- [Prompt] The entries below need to be written out exactly, with no pictures included.

- [Given information]
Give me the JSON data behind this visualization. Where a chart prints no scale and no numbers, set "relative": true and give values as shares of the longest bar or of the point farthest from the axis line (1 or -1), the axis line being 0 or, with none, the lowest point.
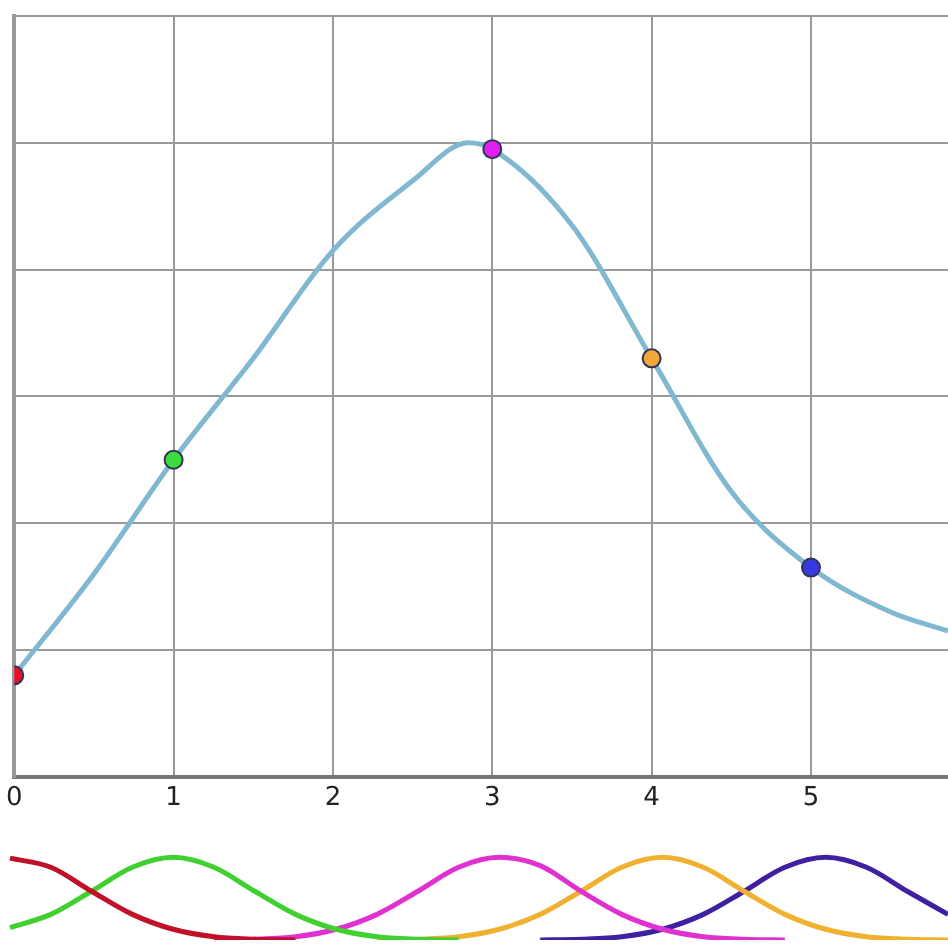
{
  "chart_data": [
    {
      "type": "line",
      "relative": true,
      "grid": true,
      "xlim": [
        0,
        5.86
      ],
      "xticks": [
        0,
        1,
        2,
        3,
        4,
        5
      ],
      "tick_labels": "x",
      "marker": "none",
      "line_style": "solid",
      "series": [
        {
          "color": "#7fb8d0",
          "x": [
            0,
            0.5,
            1,
            1.5,
            2,
            2.5,
            2.85,
            3,
            3.5,
            4,
            4.5,
            5,
            5.5,
            5.86
          ],
          "values": [
            0.16,
            0.32,
            0.5,
            0.66,
            0.83,
            0.94,
            1,
            0.99,
            0.87,
            0.66,
            0.45,
            0.33,
            0.26,
            0.23
          ]
        },
        {
          "type": "scatter",
          "marker": "circle",
          "x": [
            0,
            1,
            3,
            4,
            5
          ],
          "values": [
            0.16,
            0.5,
            0.99,
            0.66,
            0.33
          ],
          "colors": [
            "#e8102a",
            "#3ddc3d",
            "#e020f0",
            "#f0a838",
            "#3838e0"
          ]
        }
      ]
    },
    {
      "type": "line",
      "relative": true,
      "grid": false,
      "tick_labels": false,
      "marker": "none",
      "categories": [
        null,
        null,
        null,
        null,
        null,
        null,
        null,
        null,
        null,
        null,
        null,
        null,
        null,
        null,
        null,
        null,
        null,
        null,
        null,
        null,
        null,
        null,
        null,
        null
      ],
      "series": [
        {
          "color": "#c0102a",
          "values": [
            0.99,
            0.88,
            0.59,
            0.31,
            0.13,
            0.04,
            0.01,
            0,
            null,
            null,
            null,
            null,
            null,
            null,
            null,
            null,
            null,
            null,
            null,
            null,
            null,
            null,
            null,
            null
          ]
        },
        {
          "color": "#40d030",
          "values": [
            0.15,
            0.31,
            0.59,
            0.88,
            1,
            0.88,
            0.59,
            0.31,
            0.13,
            0.04,
            0.01,
            0,
            null,
            null,
            null,
            null,
            null,
            null,
            null,
            null,
            null,
            null,
            null,
            null
          ]
        },
        {
          "color": "#e030d0",
          "values": [
            null,
            null,
            null,
            null,
            null,
            0,
            0.01,
            0.04,
            0.13,
            0.31,
            0.59,
            0.88,
            1,
            0.9,
            0.59,
            0.31,
            0.13,
            0.04,
            0.01,
            0,
            null,
            null,
            null,
            null
          ]
        },
        {
          "color": "#f0b030",
          "values": [
            null,
            null,
            null,
            null,
            null,
            null,
            null,
            null,
            null,
            0,
            0.01,
            0.04,
            0.13,
            0.31,
            0.59,
            0.88,
            1,
            0.88,
            0.59,
            0.31,
            0.13,
            0.04,
            0.01,
            0
          ]
        },
        {
          "color": "#4020a0",
          "values": [
            null,
            null,
            null,
            null,
            null,
            null,
            null,
            null,
            null,
            null,
            null,
            null,
            null,
            0,
            0.01,
            0.04,
            0.13,
            0.31,
            0.59,
            0.88,
            1,
            0.88,
            0.59,
            0.31
          ]
        }
      ]
    }
  ]
}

- [Output]
Give me the JSON data behind this visualization. Where a chart prints no scale and no numbers, set "relative": true and give values as shares of the longest bar or of the point farthest from the axis line (1 or -1), the axis line being 0 or, with none, the lowest point.
{
  "chart_data": [
    {
      "type": "line",
      "relative": true,
      "grid": true,
      "xlim": [
        0,
        5.86
      ],
      "xticks": [
        0,
        1,
        2,
        3,
        4,
        5
      ],
      "tick_labels": "x",
      "marker": "none",
      "line_style": "solid",
      "series": [
        {
          "color": "#7fb8d0",
          "x": [
            0,
            0.5,
            1,
            1.5,
            2,
            2.5,
            2.85,
            3,
            3.5,
            4,
            4.5,
            5,
            5.5,
            5.86
          ],
          "values": [
            0.16,
            0.32,
            0.5,
            0.66,
            0.83,
            0.94,
            1,
            0.99,
            0.87,
            0.66,
            0.45,
            0.33,
            0.26,
            0.23
          ]
        },
        {
          "type": "scatter",
          "marker": "circle",
          "x": [
            0,
            1,
            3,
            4,
            5
          ],
          "values": [
            0.16,
            0.5,
            0.99,
            0.66,
            0.33
          ],
          "colors": [
            "#e8102a",
            "#3ddc3d",
            "#e020f0",
            "#f0a838",
            "#3838e0"
          ]
        }
      ]
    },
    {
      "type": "line",
      "relative": true,
      "grid": false,
      "tick_labels": false,
      "marker": "none",
      "categories": [
        null,
        null,
        null,
        null,
        null,
        null,
        null,
        null,
        null,
        null,
        null,
        null,
        null,
        null,
        null,
        null,
        null,
        null,
        null,
        null,
        null,
        null,
        null,
        null
      ],
      "series": [
        {
          "color": "#c0102a",
          "values": [
            0.99,
            0.88,
            0.59,
            0.31,
            0.13,
            0.04,
            0.01,
            0,
            null,
            null,
            null,
            null,
            null,
            null,
            null,
            null,
            null,
            null,
            null,
            null,
            null,
            null,
            null,
            null
          ]
        },
        {
          "color": "#40d030",
          "values": [
            0.15,
            0.31,
            0.59,
            0.88,
            1,
            0.88,
            0.59,
            0.31,
            0.13,
            0.04,
            0.01,
            0,
            null,
            null,
            null,
            null,
            null,
            null,
            null,
            null,
            null,
            null,
            null,
            null
          ]
        },
        {
          "color": "#e030d0",
          "values": [
            null,
            null,
            null,
            null,
            null,
            0,
            0.01,
            0.04,
            0.13,
            0.31,
            0.59,
            0.88,
            1,
            0.9,
            0.59,
            0.31,
            0.13,
            0.04,
            0.01,
            0,
            null,
            null,
            null,
            null
          ]
        },
        {
          "color": "#f0b030",
          "values": [
            null,
            null,
            null,
            null,
            null,
            null,
            null,
            null,
            null,
            0,
            0.01,
            0.04,
            0.13,
            0.31,
            0.59,
            0.88,
            1,
            0.88,
            0.59,
            0.31,
            0.13,
            0.04,
            0.01,
            0
          ]
        },
        {
          "color": "#4020a0",
          "values": [
            null,
            null,
            null,
            null,
            null,
            null,
            null,
            null,
            null,
            null,
            null,
            null,
            null,
            0,
            0.01,
            0.04,
            0.13,
            0.31,
            0.59,
            0.88,
            1,
            0.88,
            0.59,
            0.31
          ]
        }
      ]
    }
  ]
}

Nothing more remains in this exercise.